ENTRIES SUPPLIED
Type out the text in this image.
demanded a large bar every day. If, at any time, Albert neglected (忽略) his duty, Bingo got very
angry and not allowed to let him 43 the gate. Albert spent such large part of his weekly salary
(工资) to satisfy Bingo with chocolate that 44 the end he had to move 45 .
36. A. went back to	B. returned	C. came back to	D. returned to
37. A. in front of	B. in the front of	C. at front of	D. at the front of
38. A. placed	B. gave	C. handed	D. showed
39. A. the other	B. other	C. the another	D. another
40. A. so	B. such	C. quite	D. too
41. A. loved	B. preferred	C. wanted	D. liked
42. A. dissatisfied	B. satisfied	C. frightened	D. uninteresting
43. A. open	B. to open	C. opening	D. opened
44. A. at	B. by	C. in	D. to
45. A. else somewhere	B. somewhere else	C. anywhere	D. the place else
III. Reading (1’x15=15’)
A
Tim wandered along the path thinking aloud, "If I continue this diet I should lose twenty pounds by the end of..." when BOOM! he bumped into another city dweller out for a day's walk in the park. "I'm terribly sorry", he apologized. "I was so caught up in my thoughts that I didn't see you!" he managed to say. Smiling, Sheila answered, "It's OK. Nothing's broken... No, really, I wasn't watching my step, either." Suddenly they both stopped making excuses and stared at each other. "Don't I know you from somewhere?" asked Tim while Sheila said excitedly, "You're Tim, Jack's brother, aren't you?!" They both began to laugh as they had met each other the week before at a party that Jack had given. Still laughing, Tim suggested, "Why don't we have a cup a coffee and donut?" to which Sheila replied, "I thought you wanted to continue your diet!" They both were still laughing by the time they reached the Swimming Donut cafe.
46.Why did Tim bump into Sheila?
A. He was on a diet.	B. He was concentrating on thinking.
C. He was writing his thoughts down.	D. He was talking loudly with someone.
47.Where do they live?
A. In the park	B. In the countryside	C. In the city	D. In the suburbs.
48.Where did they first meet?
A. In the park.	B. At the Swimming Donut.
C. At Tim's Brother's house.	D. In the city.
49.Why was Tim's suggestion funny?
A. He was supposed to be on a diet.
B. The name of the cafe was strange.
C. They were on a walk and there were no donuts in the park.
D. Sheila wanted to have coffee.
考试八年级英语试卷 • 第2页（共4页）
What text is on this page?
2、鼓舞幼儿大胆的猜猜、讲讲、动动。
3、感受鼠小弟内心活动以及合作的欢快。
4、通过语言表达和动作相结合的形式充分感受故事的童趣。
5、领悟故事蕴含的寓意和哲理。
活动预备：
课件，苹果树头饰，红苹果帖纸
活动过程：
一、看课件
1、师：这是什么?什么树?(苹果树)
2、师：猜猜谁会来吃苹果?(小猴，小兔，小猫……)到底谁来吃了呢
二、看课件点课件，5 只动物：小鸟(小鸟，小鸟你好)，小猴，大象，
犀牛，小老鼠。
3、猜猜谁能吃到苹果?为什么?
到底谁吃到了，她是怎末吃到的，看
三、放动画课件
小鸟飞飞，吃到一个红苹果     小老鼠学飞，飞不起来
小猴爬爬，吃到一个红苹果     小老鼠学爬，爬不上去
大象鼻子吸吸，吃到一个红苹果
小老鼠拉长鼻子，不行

WORK TO BE COMPLETED
Of the lines in the material, how many include "coffee"? Respond with the number alone.

TASK ANSWER
2